Exercise goal
Tell how many lines include the string "Динамика". Answer with a single number.

Exercise data
_____

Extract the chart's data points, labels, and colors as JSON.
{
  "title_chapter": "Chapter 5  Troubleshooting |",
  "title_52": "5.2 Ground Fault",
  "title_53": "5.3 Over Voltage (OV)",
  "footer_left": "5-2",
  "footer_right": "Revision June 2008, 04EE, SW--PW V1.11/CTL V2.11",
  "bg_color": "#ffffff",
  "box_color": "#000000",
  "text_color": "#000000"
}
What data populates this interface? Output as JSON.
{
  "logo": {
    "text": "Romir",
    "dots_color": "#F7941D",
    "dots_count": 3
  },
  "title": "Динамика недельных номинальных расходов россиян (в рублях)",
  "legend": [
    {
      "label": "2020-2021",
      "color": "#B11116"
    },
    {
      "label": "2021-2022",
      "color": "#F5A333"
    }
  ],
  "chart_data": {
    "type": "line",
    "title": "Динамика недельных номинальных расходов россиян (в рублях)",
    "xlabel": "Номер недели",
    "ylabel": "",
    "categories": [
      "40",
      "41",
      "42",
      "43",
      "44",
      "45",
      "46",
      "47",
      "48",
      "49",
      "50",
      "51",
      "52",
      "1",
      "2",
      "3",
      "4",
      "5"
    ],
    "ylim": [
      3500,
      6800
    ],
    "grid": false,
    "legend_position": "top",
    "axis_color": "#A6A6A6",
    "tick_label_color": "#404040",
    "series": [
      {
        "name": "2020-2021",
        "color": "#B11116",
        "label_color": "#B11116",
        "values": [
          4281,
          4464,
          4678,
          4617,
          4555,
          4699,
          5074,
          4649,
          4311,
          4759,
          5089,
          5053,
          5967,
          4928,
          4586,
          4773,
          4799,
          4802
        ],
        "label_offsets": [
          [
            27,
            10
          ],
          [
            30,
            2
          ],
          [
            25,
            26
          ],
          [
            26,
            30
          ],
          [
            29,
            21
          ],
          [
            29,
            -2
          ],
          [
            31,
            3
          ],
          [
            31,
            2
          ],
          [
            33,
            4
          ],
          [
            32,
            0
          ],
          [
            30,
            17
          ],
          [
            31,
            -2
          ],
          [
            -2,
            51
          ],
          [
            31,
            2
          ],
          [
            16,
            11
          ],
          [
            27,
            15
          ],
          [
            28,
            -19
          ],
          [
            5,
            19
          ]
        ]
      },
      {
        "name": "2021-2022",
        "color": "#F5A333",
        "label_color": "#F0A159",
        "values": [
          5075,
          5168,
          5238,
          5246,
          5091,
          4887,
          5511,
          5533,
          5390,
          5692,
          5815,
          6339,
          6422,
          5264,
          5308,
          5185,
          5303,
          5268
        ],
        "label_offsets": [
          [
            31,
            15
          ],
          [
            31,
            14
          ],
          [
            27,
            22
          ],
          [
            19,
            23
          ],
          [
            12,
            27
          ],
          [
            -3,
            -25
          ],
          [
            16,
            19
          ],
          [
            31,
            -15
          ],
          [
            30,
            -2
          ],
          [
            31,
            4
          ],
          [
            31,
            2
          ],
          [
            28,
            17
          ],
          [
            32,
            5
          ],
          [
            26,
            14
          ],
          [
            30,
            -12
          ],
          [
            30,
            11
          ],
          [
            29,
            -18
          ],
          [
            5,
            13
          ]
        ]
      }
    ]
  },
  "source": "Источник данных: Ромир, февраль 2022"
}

_____

Output
2